* PROBLEM DESCRIPTION: Go through the entries below and retype them exactly, omitting each picture.
-*-
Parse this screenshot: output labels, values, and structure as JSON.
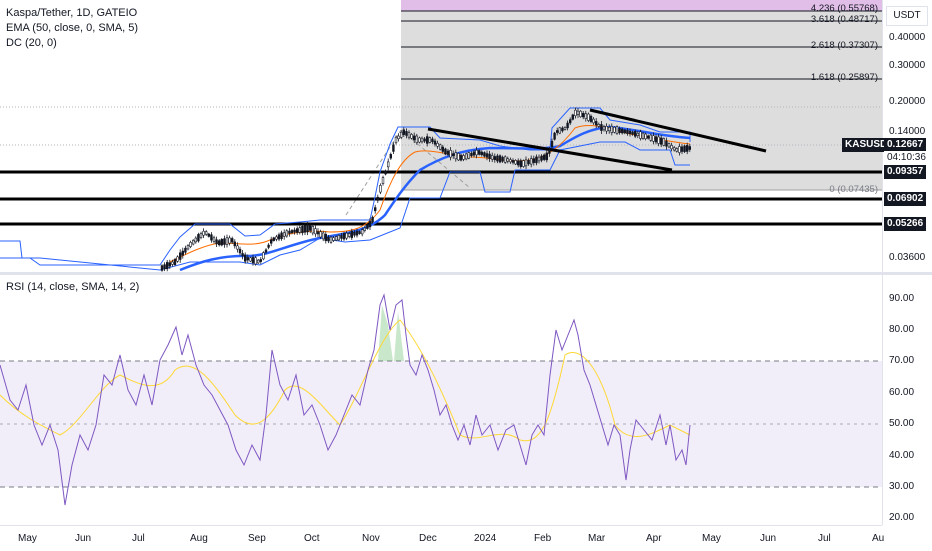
{
  "legend": {
    "symbol": "Kaspa/Tether, 1D, GATEIO",
    "ema": "EMA (50, close, 0, SMA, 5)",
    "dc": "DC (20, 0)"
  },
  "rsi_legend": "RSI (14, close, SMA, 14, 2)",
  "currency": "USDT",
  "price_axis_labels": [
    "0.40000",
    "0.30000",
    "0.20000",
    "0.14000",
    "0.03600"
  ],
  "fib_levels": [
    {
      "label": "4.236 (0.55768)"
    },
    {
      "label": "3.618 (0.48717)"
    },
    {
      "label": "2.618 (0.37307)"
    },
    {
      "label": "1.618 (0.25897)"
    },
    {
      "label": "0 (0.07435)"
    }
  ],
  "price_tags": {
    "symbol": "KASUSDT",
    "last_price": "0.12667",
    "countdown": "04:10:36",
    "level_1": "0.09357",
    "level_2": "0.06902",
    "level_3": "0.05266"
  },
  "rsi_axis_labels": [
    "90.00",
    "80.00",
    "70.00",
    "60.00",
    "50.00",
    "40.00",
    "30.00",
    "20.00"
  ],
  "time_axis_labels": [
    "May",
    "Jun",
    "Jul",
    "Aug",
    "Sep",
    "Oct",
    "Nov",
    "Dec",
    "2024",
    "Feb",
    "Mar",
    "Apr",
    "May",
    "Jun",
    "Jul",
    "Au"
  ],
  "colors": {
    "ema": "#2962ff",
    "donchian": "#2962ff",
    "basis": "#ff6d00",
    "rsi": "#7e57c2",
    "rsi_ma": "#fdd835",
    "fib_zone": "#9e9e9e",
    "fib_top": "#e1bee7",
    "rsi_band": "#ede7f6"
  },
  "chart_data": {
    "type": "candlestick",
    "series": [
      {
        "name": "KASUSDT",
        "values": [
          0.032,
          0.034,
          0.045,
          0.044,
          0.036,
          0.038,
          0.045,
          0.048,
          0.046,
          0.052,
          0.095,
          0.145,
          0.13,
          0.12,
          0.11,
          0.105,
          0.115,
          0.175,
          0.155,
          0.13,
          0.12,
          0.12667
        ]
      },
      {
        "name": "RSI",
        "values": [
          52,
          45,
          27,
          58,
          76,
          48,
          72,
          45,
          65,
          43,
          90,
          88,
          72,
          55,
          47,
          40,
          45,
          82,
          70,
          46,
          50,
          48
        ]
      }
    ],
    "horizontal_levels": [
      0.09357,
      0.06902,
      0.05266
    ],
    "rsi_levels": [
      70,
      50,
      30
    ]
  }
}
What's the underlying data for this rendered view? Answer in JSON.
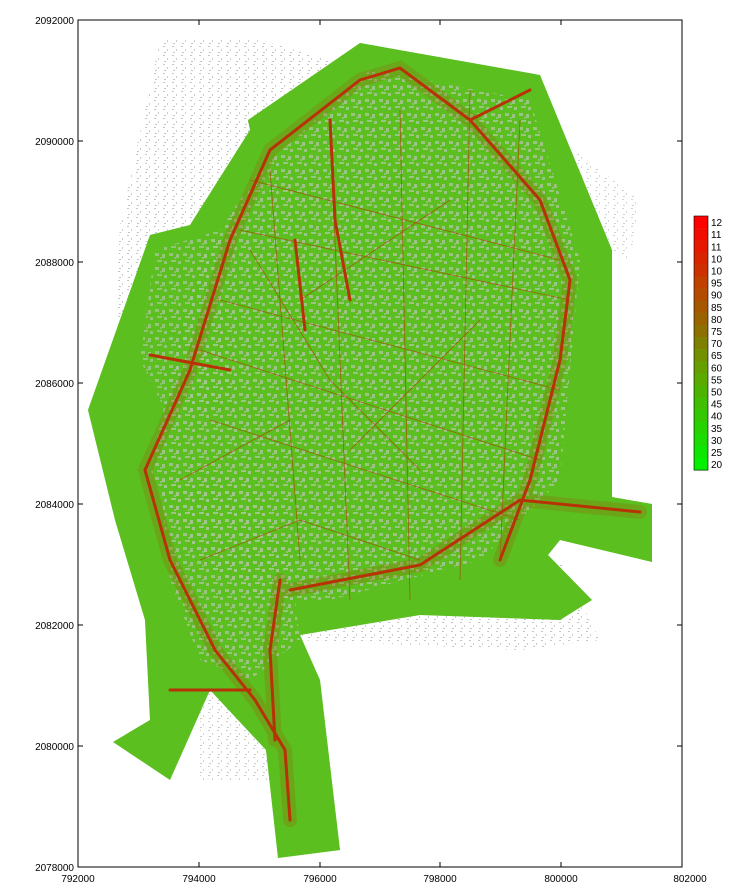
{
  "map": {
    "x_axis": {
      "tick_labels": [
        "792000",
        "794000",
        "796000",
        "798000",
        "800000",
        "802000"
      ],
      "range": [
        792000,
        802000
      ]
    },
    "y_axis": {
      "tick_labels": [
        "2078000",
        "2080000",
        "2082000",
        "2084000",
        "2086000",
        "2088000",
        "2090000",
        "2092000"
      ],
      "range": [
        2078000,
        2092000
      ]
    },
    "legend": {
      "placement": "right",
      "labels": [
        "12",
        "11",
        "11",
        "10",
        "10",
        "95",
        "90",
        "85",
        "80",
        "75",
        "70",
        "65",
        "60",
        "55",
        "50",
        "45",
        "40",
        "35",
        "30",
        "25",
        "20"
      ],
      "colors": [
        "#ff0000",
        "#f20c00",
        "#e61800",
        "#d92400",
        "#cc3000",
        "#c04000",
        "#b34c00",
        "#a65800",
        "#996400",
        "#8c7000",
        "#808000",
        "#739000",
        "#66a000",
        "#5aaa00",
        "#4cb400",
        "#40be00",
        "#33c800",
        "#26d200",
        "#1adc00",
        "#0ce600",
        "#00f000"
      ]
    },
    "colors": {
      "base_fill": "#5bbf1f",
      "building_fill": "#c8c8c8",
      "road_stroke": "#b0410a",
      "major_road_stroke": "#b83208",
      "frame": "#000000"
    }
  }
}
-*-
* ANSWER TO THE EXERCISE:
Parse this screenshot: output labels, values, and structure as JSON.
{
  "legend": {
    "symbol": "Kaspa/Tether, 1D, GATEIO",
    "ema": "EMA (50, close, 0, SMA, 5)",
    "dc": "DC (20, 0)"
  },
  "rsi_legend": "RSI (14, close, SMA, 14, 2)",
  "currency": "USDT",
  "price_axis_labels": [
    "0.40000",
    "0.30000",
    "0.20000",
    "0.14000",
    "0.03600"
  ],
  "fib_levels": [
    {
      "label": "4.236 (0.55768)"
    },
    {
      "label": "3.618 (0.48717)"
    },
    {
      "label": "2.618 (0.37307)"
    },
    {
      "label": "1.618 (0.25897)"
    },
    {
      "label": "0 (0.07435)"
    }
  ],
  "price_tags": {
    "symbol": "KASUSDT",
    "last_price": "0.12667",
    "countdown": "04:10:36",
    "level_1": "0.09357",
    "level_2": "0.06902",
    "level_3": "0.05266"
  },
  "rsi_axis_labels": [
    "90.00",
    "80.00",
    "70.00",
    "60.00",
    "50.00",
    "40.00",
    "30.00",
    "20.00"
  ],
  "time_axis_labels": [
    "May",
    "Jun",
    "Jul",
    "Aug",
    "Sep",
    "Oct",
    "Nov",
    "Dec",
    "2024",
    "Feb",
    "Mar",
    "Apr",
    "May",
    "Jun",
    "Jul",
    "Au"
  ],
  "colors": {
    "ema": "#2962ff",
    "donchian": "#2962ff",
    "basis": "#ff6d00",
    "rsi": "#7e57c2",
    "rsi_ma": "#fdd835",
    "fib_zone": "#9e9e9e",
    "fib_top": "#e1bee7",
    "rsi_band": "#ede7f6"
  },
  "chart_data": {
    "type": "candlestick",
    "series": [
      {
        "name": "KASUSDT",
        "values": [
          0.032,
          0.034,
          0.045,
          0.044,
          0.036,
          0.038,
          0.045,
          0.048,
          0.046,
          0.052,
          0.095,
          0.145,
          0.13,
          0.12,
          0.11,
          0.105,
          0.115,
          0.175,
          0.155,
          0.13,
          0.12,
          0.12667
        ]
      },
      {
        "name": "RSI",
        "values": [
          52,
          45,
          27,
          58,
          76,
          48,
          72,
          45,
          65,
          43,
          90,
          88,
          72,
          55,
          47,
          40,
          45,
          82,
          70,
          46,
          50,
          48
        ]
      }
    ],
    "horizontal_levels": [
      0.09357,
      0.06902,
      0.05266
    ],
    "rsi_levels": [
      70,
      50,
      30
    ]
  }
}
What's the underlying data for this rendered view? Answer in JSON.
{
  "map": {
    "x_axis": {
      "tick_labels": [
        "792000",
        "794000",
        "796000",
        "798000",
        "800000",
        "802000"
      ],
      "range": [
        792000,
        802000
      ]
    },
    "y_axis": {
      "tick_labels": [
        "2078000",
        "2080000",
        "2082000",
        "2084000",
        "2086000",
        "2088000",
        "2090000",
        "2092000"
      ],
      "range": [
        2078000,
        2092000
      ]
    },
    "legend": {
      "placement": "right",
      "labels": [
        "12",
        "11",
        "11",
        "10",
        "10",
        "95",
        "90",
        "85",
        "80",
        "75",
        "70",
        "65",
        "60",
        "55",
        "50",
        "45",
        "40",
        "35",
        "30",
        "25",
        "20"
      ],
      "colors": [
        "#ff0000",
        "#f20c00",
        "#e61800",
        "#d92400",
        "#cc3000",
        "#c04000",
        "#b34c00",
        "#a65800",
        "#996400",
        "#8c7000",
        "#808000",
        "#739000",
        "#66a000",
        "#5aaa00",
        "#4cb400",
        "#40be00",
        "#33c800",
        "#26d200",
        "#1adc00",
        "#0ce600",
        "#00f000"
      ]
    },
    "colors": {
      "base_fill": "#5bbf1f",
      "building_fill": "#c8c8c8",
      "road_stroke": "#b0410a",
      "major_road_stroke": "#b83208",
      "frame": "#000000"
    }
  }
}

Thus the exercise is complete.